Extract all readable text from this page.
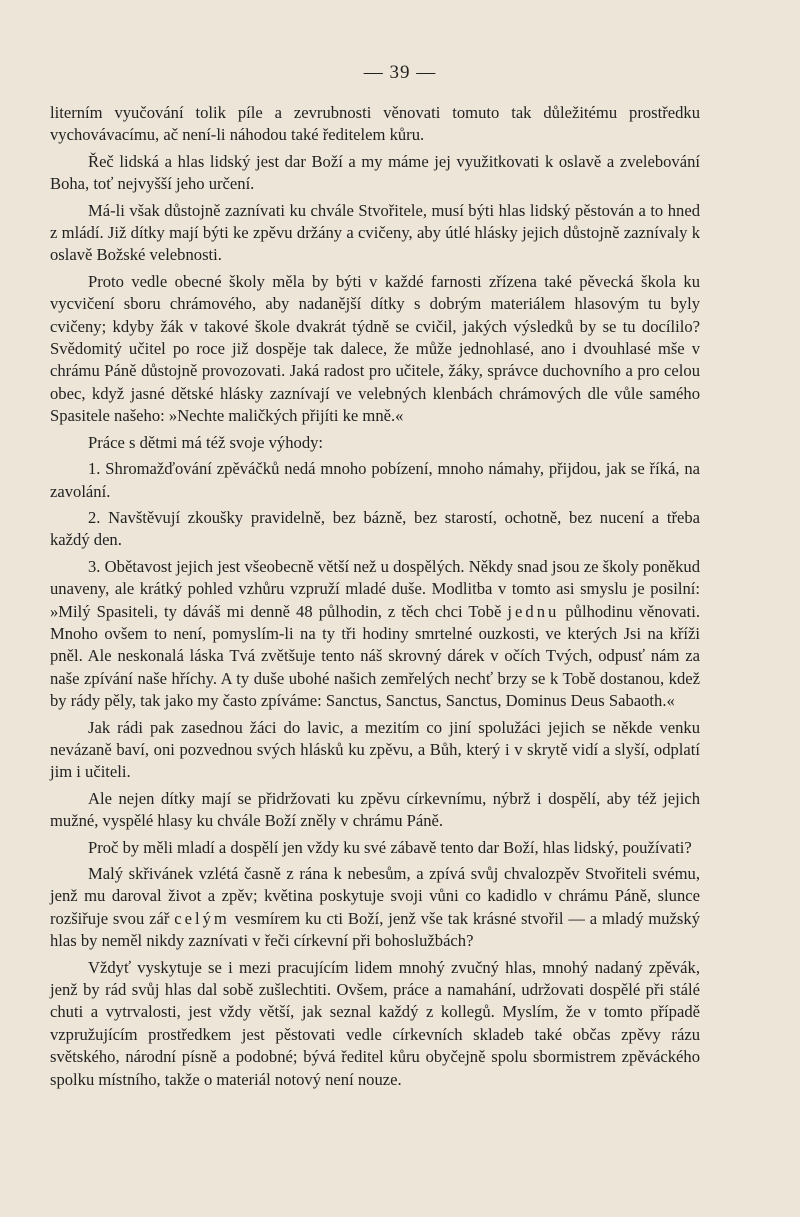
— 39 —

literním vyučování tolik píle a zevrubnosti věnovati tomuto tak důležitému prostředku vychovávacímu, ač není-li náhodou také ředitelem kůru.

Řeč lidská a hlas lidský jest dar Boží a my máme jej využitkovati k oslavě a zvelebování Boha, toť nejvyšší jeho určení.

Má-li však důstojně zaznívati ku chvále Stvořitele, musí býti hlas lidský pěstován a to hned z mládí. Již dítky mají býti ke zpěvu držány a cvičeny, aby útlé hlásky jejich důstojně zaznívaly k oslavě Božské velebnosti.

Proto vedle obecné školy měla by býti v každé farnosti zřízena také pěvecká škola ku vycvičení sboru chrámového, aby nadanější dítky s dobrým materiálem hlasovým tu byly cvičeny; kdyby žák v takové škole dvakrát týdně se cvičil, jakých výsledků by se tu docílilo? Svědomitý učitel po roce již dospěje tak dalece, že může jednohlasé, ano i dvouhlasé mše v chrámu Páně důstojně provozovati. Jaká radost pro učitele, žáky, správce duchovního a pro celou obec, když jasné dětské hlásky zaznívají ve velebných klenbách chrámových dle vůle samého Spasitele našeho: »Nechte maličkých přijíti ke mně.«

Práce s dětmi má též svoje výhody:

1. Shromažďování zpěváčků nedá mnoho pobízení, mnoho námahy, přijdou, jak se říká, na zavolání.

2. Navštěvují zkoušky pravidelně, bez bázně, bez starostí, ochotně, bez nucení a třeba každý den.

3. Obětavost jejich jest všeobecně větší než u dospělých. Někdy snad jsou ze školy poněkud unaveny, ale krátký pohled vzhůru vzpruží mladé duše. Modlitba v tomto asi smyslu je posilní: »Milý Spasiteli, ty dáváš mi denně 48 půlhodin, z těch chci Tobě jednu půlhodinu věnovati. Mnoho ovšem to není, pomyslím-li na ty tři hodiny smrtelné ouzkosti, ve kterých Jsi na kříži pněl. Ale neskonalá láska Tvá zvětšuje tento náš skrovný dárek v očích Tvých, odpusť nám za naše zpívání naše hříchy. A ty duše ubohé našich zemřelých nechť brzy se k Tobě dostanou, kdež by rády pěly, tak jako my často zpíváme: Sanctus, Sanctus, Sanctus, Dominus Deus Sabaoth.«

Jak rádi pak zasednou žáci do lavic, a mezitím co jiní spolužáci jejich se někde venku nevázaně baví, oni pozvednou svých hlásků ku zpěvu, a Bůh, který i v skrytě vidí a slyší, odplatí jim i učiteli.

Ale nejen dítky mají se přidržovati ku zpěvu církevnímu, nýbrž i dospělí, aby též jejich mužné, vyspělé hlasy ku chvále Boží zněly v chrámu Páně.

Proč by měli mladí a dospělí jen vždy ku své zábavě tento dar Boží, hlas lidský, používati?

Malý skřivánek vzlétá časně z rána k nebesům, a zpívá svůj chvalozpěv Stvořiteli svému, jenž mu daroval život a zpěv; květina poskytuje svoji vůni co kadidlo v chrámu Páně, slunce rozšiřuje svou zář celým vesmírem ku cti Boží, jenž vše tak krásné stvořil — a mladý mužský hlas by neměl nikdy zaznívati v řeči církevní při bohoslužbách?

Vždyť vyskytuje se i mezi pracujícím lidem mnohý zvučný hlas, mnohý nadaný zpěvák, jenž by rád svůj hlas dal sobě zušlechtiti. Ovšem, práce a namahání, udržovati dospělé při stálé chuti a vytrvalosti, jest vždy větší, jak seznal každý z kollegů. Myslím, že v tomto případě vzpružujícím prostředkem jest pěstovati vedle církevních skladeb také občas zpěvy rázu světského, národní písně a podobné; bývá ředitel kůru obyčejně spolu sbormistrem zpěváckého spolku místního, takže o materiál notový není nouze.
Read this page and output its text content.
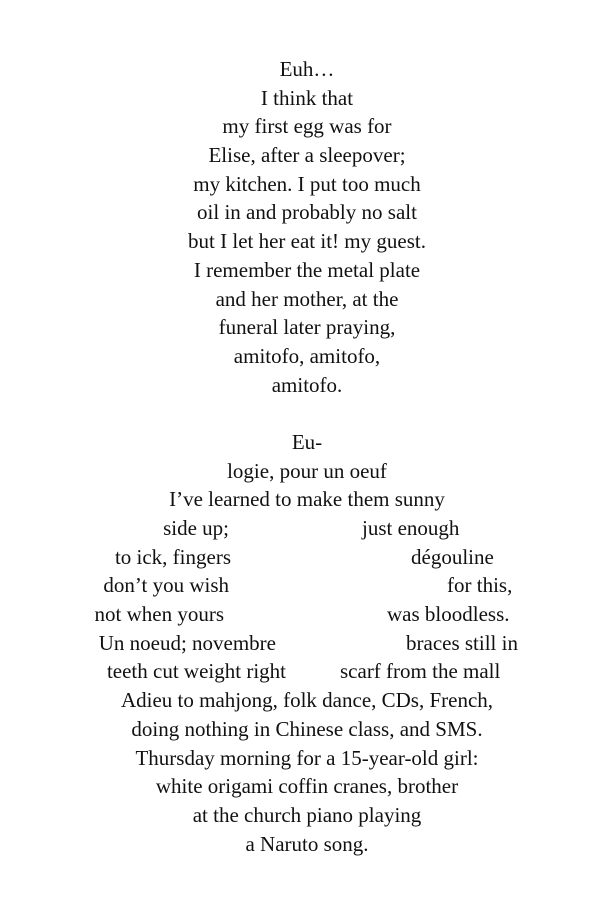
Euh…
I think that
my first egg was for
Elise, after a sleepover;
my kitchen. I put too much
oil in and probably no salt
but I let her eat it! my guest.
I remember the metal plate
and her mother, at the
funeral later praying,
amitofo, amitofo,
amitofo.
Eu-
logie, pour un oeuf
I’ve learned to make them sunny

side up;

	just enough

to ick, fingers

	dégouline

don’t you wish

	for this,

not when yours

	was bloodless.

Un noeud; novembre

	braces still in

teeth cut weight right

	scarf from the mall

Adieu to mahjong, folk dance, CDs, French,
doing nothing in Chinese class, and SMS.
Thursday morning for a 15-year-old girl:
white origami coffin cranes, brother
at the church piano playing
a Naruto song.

» Aim
Every record is to be reproduced exactly, with no pictures included.

» Completed task
Extract all readable text from this page.
— 39 —

literním vyučování tolik píle a zevrubnosti věnovati tomuto tak důležitému prostředku vychovávacímu, ač není-li náhodou také ředitelem kůru.

Řeč lidská a hlas lidský jest dar Boží a my máme jej využitkovati k oslavě a zvelebování Boha, toť nejvyšší jeho určení.

Má-li však důstojně zaznívati ku chvále Stvořitele, musí býti hlas lidský pěstován a to hned z mládí. Již dítky mají býti ke zpěvu držány a cvičeny, aby útlé hlásky jejich důstojně zaznívaly k oslavě Božské velebnosti.

Proto vedle obecné školy měla by býti v každé farnosti zřízena také pěvecká škola ku vycvičení sboru chrámového, aby nadanější dítky s dobrým materiálem hlasovým tu byly cvičeny; kdyby žák v takové škole dvakrát týdně se cvičil, jakých výsledků by se tu docílilo? Svědomitý učitel po roce již dospěje tak dalece, že může jednohlasé, ano i dvouhlasé mše v chrámu Páně důstojně provozovati. Jaká radost pro učitele, žáky, správce duchovního a pro celou obec, když jasné dětské hlásky zaznívají ve velebných klenbách chrámových dle vůle samého Spasitele našeho: »Nechte maličkých přijíti ke mně.«

Práce s dětmi má též svoje výhody:

1. Shromažďování zpěváčků nedá mnoho pobízení, mnoho námahy, přijdou, jak se říká, na zavolání.

2. Navštěvují zkoušky pravidelně, bez bázně, bez starostí, ochotně, bez nucení a třeba každý den.

3. Obětavost jejich jest všeobecně větší než u dospělých. Někdy snad jsou ze školy poněkud unaveny, ale krátký pohled vzhůru vzpruží mladé duše. Modlitba v tomto asi smyslu je posilní: »Milý Spasiteli, ty dáváš mi denně 48 půlhodin, z těch chci Tobě jednu půlhodinu věnovati. Mnoho ovšem to není, pomyslím-li na ty tři hodiny smrtelné ouzkosti, ve kterých Jsi na kříži pněl. Ale neskonalá láska Tvá zvětšuje tento náš skrovný dárek v očích Tvých, odpusť nám za naše zpívání naše hříchy. A ty duše ubohé našich zemřelých nechť brzy se k Tobě dostanou, kdež by rády pěly, tak jako my často zpíváme: Sanctus, Sanctus, Sanctus, Dominus Deus Sabaoth.«

Jak rádi pak zasednou žáci do lavic, a mezitím co jiní spolužáci jejich se někde venku nevázaně baví, oni pozvednou svých hlásků ku zpěvu, a Bůh, který i v skrytě vidí a slyší, odplatí jim i učiteli.

Ale nejen dítky mají se přidržovati ku zpěvu církevnímu, nýbrž i dospělí, aby též jejich mužné, vyspělé hlasy ku chvále Boží zněly v chrámu Páně.

Proč by měli mladí a dospělí jen vždy ku své zábavě tento dar Boží, hlas lidský, používati?

Malý skřivánek vzlétá časně z rána k nebesům, a zpívá svůj chvalozpěv Stvořiteli svému, jenž mu daroval život a zpěv; květina poskytuje svoji vůni co kadidlo v chrámu Páně, slunce rozšiřuje svou zář celým vesmírem ku cti Boží, jenž vše tak krásné stvořil — a mladý mužský hlas by neměl nikdy zaznívati v řeči církevní při bohoslužbách?

Vždyť vyskytuje se i mezi pracujícím lidem mnohý zvučný hlas, mnohý nadaný zpěvák, jenž by rád svůj hlas dal sobě zušlechtiti. Ovšem, práce a namahání, udržovati dospělé při stálé chuti a vytrvalosti, jest vždy větší, jak seznal každý z kollegů. Myslím, že v tomto případě vzpružujícím prostředkem jest pěstovati vedle církevních skladeb také občas zpěvy rázu světského, národní písně a podobné; bývá ředitel kůru obyčejně spolu sbormistrem zpěváckého spolku místního, takže o materiál notový není nouze.
Read this page and output its text content.
Euh…
I think that
my first egg was for
Elise, after a sleepover;
my kitchen. I put too much
oil in and probably no salt
but I let her eat it! my guest.
I remember the metal plate
and her mother, at the
funeral later praying,
amitofo, amitofo,
amitofo.
Eu-
logie, pour un oeuf
I’ve learned to make them sunny

side up;

	just enough

to ick, fingers

	dégouline

don’t you wish

	for this,

not when yours

	was bloodless.

Un noeud; novembre

	braces still in

teeth cut weight right

	scarf from the mall

Adieu to mahjong, folk dance, CDs, French,
doing nothing in Chinese class, and SMS.
Thursday morning for a 15-year-old girl:
white origami coffin cranes, brother
at the church piano playing
a Naruto song.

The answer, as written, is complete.